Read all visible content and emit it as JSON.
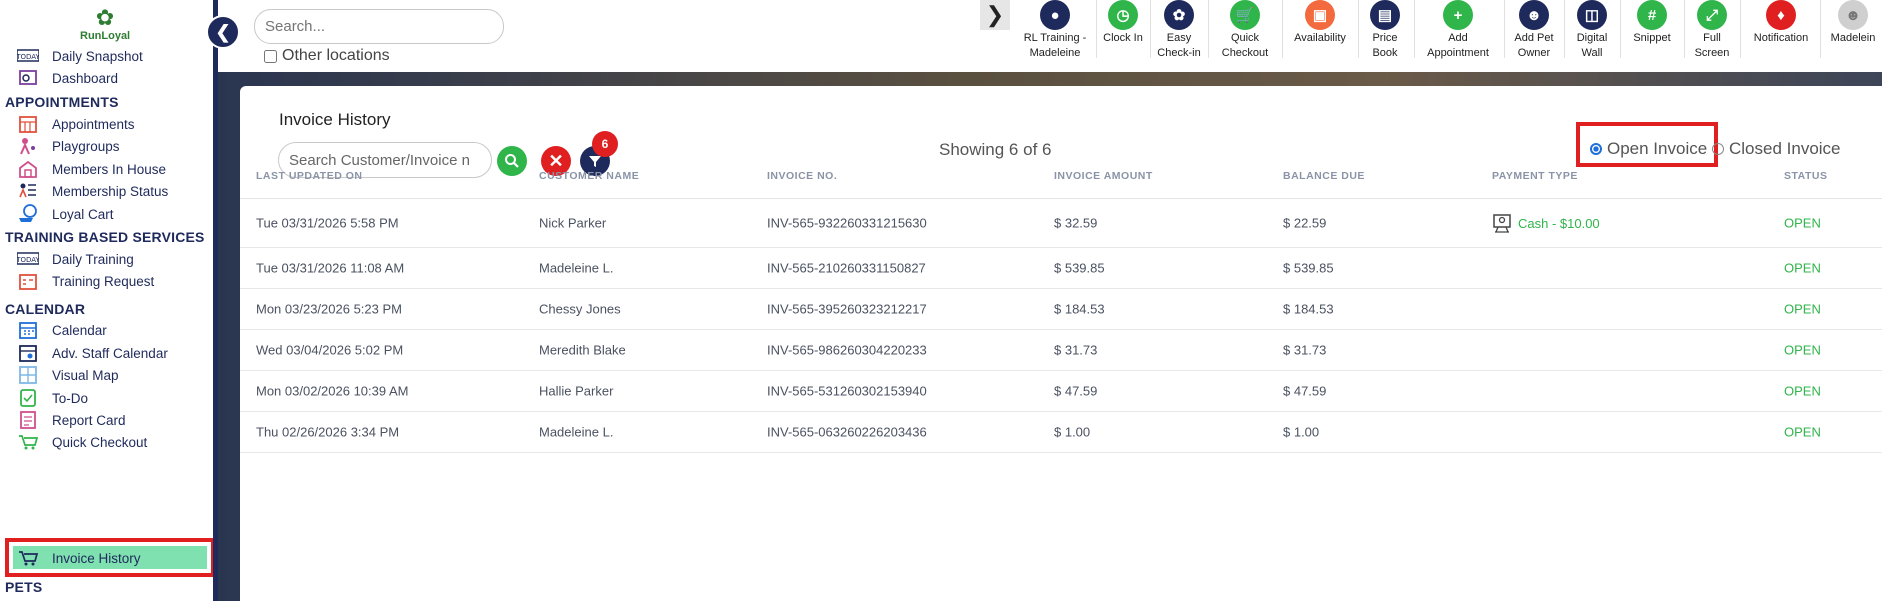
{
  "brand": {
    "name": "RunLoyal"
  },
  "sidebar": {
    "items": [
      {
        "label": "Daily Snapshot",
        "icon": "today-icon"
      },
      {
        "label": "Dashboard",
        "icon": "dashboard-icon"
      },
      {
        "label": "Appointments",
        "icon": "calendar-grid-icon"
      },
      {
        "label": "Playgroups",
        "icon": "playgroups-icon"
      },
      {
        "label": "Members In House",
        "icon": "house-icon"
      },
      {
        "label": "Membership Status",
        "icon": "membership-icon"
      },
      {
        "label": "Loyal Cart",
        "icon": "cart-icon"
      },
      {
        "label": "Daily Training",
        "icon": "today-icon"
      },
      {
        "label": "Training Request",
        "icon": "training-request-icon"
      },
      {
        "label": "Calendar",
        "icon": "calendar-icon"
      },
      {
        "label": "Adv. Staff Calendar",
        "icon": "staff-calendar-icon"
      },
      {
        "label": "Visual Map",
        "icon": "map-icon"
      },
      {
        "label": "To-Do",
        "icon": "todo-icon"
      },
      {
        "label": "Report Card",
        "icon": "report-card-icon"
      },
      {
        "label": "Quick Checkout",
        "icon": "quick-checkout-icon"
      },
      {
        "label": "Invoice History",
        "icon": "invoice-history-icon"
      }
    ],
    "sections": {
      "appointments": "APPOINTMENTS",
      "training": "TRAINING BASED SERVICES",
      "calendar": "CALENDAR",
      "pets": "PETS"
    }
  },
  "topbar": {
    "search_placeholder": "Search...",
    "other_locations": "Other locations",
    "toolbar": [
      {
        "label": "RL Training - Madeleine",
        "icon": "location-pin-icon",
        "color": "#1f2a5c"
      },
      {
        "label": "Clock In",
        "icon": "clock-icon",
        "color": "#2fb54a"
      },
      {
        "label": "Easy Check-in",
        "icon": "paw-icon",
        "color": "#1f2a5c"
      },
      {
        "label": "Quick Checkout",
        "icon": "cart-icon",
        "color": "#2fb54a"
      },
      {
        "label": "Availability",
        "icon": "availability-icon",
        "color": "#f26a3d"
      },
      {
        "label": "Price Book",
        "icon": "book-icon",
        "color": "#1f2a5c"
      },
      {
        "label": "Add Appointment",
        "icon": "add-appointment-icon",
        "color": "#2fb54a"
      },
      {
        "label": "Add Pet Owner",
        "icon": "add-user-icon",
        "color": "#1f2a5c"
      },
      {
        "label": "Digital Wall",
        "icon": "monitor-icon",
        "color": "#1f2a5c"
      },
      {
        "label": "Snippet",
        "icon": "hashtag-icon",
        "color": "#2fb54a"
      },
      {
        "label": "Full Screen",
        "icon": "fullscreen-icon",
        "color": "#2fb54a"
      },
      {
        "label": "Notification",
        "icon": "bell-icon",
        "color": "#e02020"
      },
      {
        "label": "Madelein",
        "icon": "avatar-icon",
        "color": "#aaaaaa"
      }
    ]
  },
  "invoice": {
    "title": "Invoice History",
    "search_placeholder": "Search Customer/Invoice n",
    "filter_count": "6",
    "showing": "Showing 6 of 6",
    "radio_open": "Open Invoice",
    "radio_closed": "Closed Invoice",
    "columns": [
      "LAST UPDATED ON",
      "CUSTOMER NAME",
      "INVOICE NO.",
      "INVOICE AMOUNT",
      "BALANCE DUE",
      "PAYMENT TYPE",
      "STATUS"
    ],
    "rows": [
      {
        "updated": "Tue 03/31/2026 5:58 PM",
        "customer": "Nick Parker",
        "invoice_no": "INV-565-932260331215630",
        "amount": "$ 32.59",
        "balance": "$ 22.59",
        "payment": "Cash - $10.00",
        "status": "OPEN"
      },
      {
        "updated": "Tue 03/31/2026 11:08 AM",
        "customer": "Madeleine L.",
        "invoice_no": "INV-565-210260331150827",
        "amount": "$ 539.85",
        "balance": "$ 539.85",
        "payment": "",
        "status": "OPEN"
      },
      {
        "updated": "Mon 03/23/2026 5:23 PM",
        "customer": "Chessy Jones",
        "invoice_no": "INV-565-395260323212217",
        "amount": "$ 184.53",
        "balance": "$ 184.53",
        "payment": "",
        "status": "OPEN"
      },
      {
        "updated": "Wed 03/04/2026 5:02 PM",
        "customer": "Meredith Blake",
        "invoice_no": "INV-565-986260304220233",
        "amount": "$ 31.73",
        "balance": "$ 31.73",
        "payment": "",
        "status": "OPEN"
      },
      {
        "updated": "Mon 03/02/2026 10:39 AM",
        "customer": "Hallie Parker",
        "invoice_no": "INV-565-531260302153940",
        "amount": "$ 47.59",
        "balance": "$ 47.59",
        "payment": "",
        "status": "OPEN"
      },
      {
        "updated": "Thu 02/26/2026 3:34 PM",
        "customer": "Madeleine L.",
        "invoice_no": "INV-565-063260226203436",
        "amount": "$ 1.00",
        "balance": "$ 1.00",
        "payment": "",
        "status": "OPEN"
      }
    ]
  },
  "colors": {
    "navy": "#1f2a5c",
    "green": "#2fb54a",
    "red": "#e02020",
    "active_bg": "#7fe0b0"
  }
}
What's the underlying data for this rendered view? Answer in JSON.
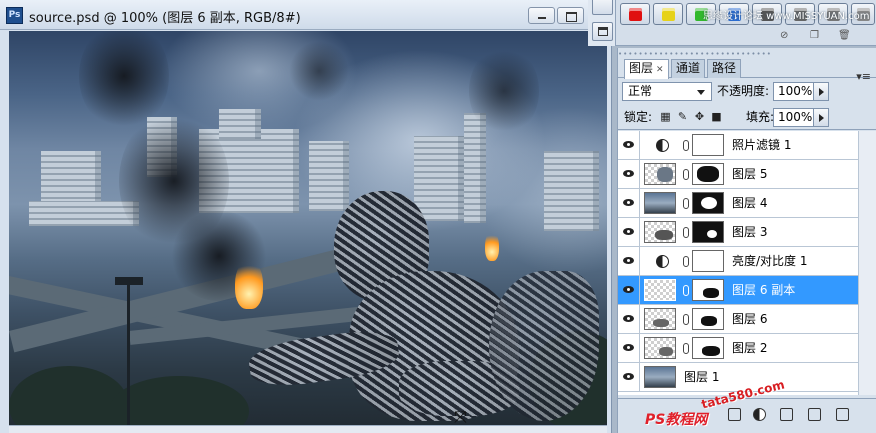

────────────────

- **Stated exercise**: State the count of lines above containing the string "Search", and add nothing to it.

- **Answer to this task**: 2